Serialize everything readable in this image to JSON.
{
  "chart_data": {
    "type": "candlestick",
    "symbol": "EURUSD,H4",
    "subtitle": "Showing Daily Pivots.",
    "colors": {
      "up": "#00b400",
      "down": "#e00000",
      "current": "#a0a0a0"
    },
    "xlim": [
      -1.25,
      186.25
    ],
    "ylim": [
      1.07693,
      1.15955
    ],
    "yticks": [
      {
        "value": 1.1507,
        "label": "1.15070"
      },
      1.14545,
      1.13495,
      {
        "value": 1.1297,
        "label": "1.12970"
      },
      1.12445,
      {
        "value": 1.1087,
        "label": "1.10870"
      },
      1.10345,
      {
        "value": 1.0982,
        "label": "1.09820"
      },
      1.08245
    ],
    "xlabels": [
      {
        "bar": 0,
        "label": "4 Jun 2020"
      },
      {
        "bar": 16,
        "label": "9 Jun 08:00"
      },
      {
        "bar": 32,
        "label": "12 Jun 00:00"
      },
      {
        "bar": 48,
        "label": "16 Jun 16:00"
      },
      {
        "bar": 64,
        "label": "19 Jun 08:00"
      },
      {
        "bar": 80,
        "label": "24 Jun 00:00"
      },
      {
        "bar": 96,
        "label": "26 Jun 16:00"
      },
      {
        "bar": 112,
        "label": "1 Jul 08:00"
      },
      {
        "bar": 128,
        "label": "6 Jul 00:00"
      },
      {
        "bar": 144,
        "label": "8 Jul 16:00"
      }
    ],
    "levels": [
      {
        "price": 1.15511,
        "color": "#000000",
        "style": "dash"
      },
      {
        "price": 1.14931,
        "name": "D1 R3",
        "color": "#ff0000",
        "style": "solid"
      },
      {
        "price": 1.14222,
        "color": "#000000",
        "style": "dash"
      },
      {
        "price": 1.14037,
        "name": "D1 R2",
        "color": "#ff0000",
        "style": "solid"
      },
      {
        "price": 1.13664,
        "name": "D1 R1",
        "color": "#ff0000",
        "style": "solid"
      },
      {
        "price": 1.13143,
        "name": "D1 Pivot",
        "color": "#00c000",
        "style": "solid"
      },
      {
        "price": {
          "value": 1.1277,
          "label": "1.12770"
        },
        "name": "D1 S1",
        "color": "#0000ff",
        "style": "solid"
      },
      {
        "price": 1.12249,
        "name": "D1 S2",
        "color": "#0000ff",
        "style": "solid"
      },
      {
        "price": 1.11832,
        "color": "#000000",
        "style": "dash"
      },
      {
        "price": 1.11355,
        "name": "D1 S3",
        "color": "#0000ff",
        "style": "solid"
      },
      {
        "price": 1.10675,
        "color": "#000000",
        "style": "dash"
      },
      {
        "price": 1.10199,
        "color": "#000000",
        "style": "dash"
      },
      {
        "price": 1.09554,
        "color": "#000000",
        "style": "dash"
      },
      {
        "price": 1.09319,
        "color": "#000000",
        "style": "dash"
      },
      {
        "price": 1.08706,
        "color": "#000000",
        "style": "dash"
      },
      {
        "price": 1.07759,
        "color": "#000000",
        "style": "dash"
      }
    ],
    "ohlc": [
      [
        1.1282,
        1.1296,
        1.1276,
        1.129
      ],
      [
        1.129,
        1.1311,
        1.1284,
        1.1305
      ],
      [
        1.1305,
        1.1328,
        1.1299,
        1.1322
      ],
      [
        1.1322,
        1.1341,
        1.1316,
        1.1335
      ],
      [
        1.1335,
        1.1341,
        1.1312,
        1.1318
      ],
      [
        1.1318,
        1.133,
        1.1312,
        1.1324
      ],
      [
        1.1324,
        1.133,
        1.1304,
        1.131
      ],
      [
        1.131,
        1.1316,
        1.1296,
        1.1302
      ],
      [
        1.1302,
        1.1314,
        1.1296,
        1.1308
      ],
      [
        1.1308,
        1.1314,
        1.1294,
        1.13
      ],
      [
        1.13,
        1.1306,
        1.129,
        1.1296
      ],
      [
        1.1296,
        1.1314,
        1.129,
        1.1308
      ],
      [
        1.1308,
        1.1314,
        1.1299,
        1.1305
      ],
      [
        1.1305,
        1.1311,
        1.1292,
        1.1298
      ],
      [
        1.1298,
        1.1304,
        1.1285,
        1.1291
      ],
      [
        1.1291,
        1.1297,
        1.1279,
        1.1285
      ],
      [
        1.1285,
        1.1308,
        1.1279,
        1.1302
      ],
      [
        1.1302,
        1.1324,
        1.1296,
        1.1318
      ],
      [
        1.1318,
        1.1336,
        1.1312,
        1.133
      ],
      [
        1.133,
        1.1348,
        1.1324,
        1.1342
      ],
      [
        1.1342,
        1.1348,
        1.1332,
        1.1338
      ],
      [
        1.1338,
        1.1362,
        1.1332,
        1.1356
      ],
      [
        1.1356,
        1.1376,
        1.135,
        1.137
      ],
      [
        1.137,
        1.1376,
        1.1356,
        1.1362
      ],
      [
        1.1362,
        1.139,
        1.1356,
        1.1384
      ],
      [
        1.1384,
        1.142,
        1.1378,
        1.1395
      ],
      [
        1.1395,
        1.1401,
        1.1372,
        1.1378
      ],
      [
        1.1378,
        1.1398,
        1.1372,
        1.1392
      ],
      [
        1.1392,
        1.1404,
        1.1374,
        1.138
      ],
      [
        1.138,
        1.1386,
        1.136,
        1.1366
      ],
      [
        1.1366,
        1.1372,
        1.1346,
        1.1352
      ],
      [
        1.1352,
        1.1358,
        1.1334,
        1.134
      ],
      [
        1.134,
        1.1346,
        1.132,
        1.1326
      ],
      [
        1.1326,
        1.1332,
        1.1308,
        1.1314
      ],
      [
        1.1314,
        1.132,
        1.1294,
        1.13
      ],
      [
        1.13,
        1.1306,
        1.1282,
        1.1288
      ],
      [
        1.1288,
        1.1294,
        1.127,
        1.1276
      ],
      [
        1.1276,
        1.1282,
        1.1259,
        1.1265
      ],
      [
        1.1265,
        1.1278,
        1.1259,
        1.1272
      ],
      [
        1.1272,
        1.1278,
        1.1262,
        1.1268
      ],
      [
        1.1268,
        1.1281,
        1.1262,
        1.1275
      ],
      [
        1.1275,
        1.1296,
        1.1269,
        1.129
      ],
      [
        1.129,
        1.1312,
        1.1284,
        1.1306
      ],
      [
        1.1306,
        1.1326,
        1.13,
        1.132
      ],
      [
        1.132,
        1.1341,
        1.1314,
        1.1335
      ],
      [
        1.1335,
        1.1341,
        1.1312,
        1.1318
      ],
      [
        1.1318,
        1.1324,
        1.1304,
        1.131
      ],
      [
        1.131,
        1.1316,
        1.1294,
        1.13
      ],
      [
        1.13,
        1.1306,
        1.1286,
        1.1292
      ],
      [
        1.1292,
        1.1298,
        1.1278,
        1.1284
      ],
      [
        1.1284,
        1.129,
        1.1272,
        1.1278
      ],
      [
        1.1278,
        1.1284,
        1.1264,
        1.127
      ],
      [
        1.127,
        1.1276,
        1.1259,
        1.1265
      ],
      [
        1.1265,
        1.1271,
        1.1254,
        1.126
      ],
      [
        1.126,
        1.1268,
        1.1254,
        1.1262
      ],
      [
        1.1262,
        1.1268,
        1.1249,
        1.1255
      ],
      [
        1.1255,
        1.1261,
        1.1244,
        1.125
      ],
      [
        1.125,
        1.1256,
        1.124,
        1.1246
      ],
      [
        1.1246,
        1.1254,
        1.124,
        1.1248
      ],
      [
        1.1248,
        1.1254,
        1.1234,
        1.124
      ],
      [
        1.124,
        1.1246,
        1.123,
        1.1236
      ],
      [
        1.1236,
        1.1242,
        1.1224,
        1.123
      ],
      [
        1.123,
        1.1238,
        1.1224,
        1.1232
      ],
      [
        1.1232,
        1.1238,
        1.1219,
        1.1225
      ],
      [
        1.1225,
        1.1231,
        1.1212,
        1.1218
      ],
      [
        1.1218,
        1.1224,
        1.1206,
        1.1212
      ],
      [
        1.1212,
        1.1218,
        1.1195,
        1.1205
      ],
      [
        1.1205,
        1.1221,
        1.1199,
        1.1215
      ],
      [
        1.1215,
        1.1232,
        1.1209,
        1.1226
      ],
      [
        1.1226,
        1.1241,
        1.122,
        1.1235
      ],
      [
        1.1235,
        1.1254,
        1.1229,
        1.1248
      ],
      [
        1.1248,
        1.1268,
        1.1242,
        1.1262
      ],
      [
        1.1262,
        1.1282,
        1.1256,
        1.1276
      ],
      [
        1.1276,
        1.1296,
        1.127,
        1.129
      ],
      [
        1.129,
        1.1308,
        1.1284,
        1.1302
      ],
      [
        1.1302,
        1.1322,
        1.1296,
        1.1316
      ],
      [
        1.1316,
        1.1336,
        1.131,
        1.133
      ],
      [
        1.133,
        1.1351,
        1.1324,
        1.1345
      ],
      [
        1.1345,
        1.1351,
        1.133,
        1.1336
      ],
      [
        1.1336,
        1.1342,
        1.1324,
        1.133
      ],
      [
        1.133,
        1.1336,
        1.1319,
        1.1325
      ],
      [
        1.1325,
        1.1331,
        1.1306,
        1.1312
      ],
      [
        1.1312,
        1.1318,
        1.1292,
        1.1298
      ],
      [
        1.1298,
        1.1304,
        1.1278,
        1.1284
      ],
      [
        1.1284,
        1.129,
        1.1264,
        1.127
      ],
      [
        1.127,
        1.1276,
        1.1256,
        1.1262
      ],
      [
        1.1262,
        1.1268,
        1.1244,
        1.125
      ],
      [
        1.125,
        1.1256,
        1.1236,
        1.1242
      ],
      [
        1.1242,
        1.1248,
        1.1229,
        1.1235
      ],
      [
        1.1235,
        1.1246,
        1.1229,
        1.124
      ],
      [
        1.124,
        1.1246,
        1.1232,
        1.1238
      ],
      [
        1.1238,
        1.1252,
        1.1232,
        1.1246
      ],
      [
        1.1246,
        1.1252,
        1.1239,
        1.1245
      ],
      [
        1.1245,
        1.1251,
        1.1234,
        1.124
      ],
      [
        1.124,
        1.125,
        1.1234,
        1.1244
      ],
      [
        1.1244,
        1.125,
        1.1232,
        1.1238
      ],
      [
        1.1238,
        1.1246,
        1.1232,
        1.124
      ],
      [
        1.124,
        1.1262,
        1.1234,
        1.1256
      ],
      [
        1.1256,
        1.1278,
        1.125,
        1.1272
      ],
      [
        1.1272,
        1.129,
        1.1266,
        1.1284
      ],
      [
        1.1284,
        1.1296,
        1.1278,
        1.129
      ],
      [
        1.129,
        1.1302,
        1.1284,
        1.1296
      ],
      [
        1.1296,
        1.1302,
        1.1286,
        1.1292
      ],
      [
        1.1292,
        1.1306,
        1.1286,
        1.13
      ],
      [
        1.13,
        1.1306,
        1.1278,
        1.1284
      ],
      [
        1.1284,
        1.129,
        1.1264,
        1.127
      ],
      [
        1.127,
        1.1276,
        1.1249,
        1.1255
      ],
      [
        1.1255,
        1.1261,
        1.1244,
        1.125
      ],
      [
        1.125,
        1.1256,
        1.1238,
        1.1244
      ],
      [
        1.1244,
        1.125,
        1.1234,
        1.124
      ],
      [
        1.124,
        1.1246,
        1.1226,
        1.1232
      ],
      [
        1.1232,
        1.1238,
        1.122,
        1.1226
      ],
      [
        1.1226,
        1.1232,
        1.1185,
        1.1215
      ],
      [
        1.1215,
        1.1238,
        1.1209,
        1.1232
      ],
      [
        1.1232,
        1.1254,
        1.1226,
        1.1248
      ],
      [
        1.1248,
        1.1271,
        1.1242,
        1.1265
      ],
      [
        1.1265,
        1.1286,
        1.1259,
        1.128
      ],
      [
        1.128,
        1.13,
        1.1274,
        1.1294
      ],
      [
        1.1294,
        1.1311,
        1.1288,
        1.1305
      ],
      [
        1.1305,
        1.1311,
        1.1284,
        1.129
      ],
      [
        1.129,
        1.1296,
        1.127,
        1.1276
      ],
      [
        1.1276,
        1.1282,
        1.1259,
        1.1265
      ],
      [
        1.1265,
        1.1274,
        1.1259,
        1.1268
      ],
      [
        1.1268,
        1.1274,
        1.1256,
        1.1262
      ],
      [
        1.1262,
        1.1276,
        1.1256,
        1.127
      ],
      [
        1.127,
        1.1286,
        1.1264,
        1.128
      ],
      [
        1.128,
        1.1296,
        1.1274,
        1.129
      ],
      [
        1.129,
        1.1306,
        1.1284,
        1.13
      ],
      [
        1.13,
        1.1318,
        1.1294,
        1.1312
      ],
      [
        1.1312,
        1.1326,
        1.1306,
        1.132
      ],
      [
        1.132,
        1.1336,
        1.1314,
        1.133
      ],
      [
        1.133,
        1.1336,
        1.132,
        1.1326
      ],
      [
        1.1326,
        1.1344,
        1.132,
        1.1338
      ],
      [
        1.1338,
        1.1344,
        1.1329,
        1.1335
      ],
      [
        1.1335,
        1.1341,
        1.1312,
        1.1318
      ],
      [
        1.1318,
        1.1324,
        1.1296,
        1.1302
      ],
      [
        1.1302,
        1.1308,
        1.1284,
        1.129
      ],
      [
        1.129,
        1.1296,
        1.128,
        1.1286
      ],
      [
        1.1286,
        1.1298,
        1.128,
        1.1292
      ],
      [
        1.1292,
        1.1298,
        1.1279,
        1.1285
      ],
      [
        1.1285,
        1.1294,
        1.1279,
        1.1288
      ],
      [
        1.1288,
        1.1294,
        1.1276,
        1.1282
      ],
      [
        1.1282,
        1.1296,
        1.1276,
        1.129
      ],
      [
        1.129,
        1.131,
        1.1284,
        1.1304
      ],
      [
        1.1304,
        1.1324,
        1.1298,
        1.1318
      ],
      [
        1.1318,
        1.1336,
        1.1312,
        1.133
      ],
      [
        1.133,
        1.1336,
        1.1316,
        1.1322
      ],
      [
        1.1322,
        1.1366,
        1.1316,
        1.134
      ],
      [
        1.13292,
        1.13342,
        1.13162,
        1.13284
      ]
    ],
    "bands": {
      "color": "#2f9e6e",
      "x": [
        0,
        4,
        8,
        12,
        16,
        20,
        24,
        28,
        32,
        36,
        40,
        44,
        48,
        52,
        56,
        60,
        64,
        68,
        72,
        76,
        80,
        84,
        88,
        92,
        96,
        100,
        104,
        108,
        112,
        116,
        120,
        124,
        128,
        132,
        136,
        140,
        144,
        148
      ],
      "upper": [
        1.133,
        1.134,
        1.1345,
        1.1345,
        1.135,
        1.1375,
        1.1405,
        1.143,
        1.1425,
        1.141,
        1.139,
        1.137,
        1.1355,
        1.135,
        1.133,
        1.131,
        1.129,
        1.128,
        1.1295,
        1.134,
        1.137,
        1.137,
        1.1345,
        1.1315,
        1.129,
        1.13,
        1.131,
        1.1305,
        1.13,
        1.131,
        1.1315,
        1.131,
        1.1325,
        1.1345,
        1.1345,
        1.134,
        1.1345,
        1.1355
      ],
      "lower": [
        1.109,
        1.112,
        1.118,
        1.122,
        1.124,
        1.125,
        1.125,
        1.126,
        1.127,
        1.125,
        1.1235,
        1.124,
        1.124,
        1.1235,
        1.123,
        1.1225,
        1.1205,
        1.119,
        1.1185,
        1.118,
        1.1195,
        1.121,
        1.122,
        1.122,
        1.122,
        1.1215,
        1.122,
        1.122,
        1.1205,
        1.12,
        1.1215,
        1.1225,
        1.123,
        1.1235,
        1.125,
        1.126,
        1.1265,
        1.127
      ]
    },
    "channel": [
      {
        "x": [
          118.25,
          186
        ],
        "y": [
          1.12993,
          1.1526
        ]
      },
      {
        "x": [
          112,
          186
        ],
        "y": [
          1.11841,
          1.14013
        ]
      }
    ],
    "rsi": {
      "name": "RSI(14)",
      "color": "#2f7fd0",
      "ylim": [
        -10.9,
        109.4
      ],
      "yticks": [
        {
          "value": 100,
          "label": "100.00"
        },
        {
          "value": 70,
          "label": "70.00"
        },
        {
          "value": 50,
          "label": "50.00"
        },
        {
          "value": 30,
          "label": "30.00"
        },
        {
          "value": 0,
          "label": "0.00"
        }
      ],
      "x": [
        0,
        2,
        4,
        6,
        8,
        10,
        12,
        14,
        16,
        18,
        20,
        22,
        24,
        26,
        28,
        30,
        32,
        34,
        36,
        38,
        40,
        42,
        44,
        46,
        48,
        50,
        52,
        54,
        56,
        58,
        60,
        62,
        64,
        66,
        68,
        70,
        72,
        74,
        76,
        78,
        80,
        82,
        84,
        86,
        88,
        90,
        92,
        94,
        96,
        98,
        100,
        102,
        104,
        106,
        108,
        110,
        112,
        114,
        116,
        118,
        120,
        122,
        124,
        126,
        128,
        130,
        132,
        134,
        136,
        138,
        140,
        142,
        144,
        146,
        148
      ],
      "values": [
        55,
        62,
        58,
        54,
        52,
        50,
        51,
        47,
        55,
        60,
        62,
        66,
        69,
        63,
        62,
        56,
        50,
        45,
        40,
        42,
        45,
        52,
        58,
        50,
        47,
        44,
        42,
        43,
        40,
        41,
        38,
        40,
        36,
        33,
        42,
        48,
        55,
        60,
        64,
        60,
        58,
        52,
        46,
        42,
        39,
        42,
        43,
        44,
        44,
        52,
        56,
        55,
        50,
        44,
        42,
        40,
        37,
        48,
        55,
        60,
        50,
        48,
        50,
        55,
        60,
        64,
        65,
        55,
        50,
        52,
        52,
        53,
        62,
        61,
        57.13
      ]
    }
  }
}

•••

__Exercise details__.
Check each line above for "name" and return the ones that have it.

__Complete output__.
        "name": "D1 R3",
        "name": "D1 R2",
        "name": "D1 R1",
        "name": "D1 Pivot",
        "name": "D1 S1",
        "name": "D1 S2",
        "name": "D1 S3",
      "name": "RSI(14)",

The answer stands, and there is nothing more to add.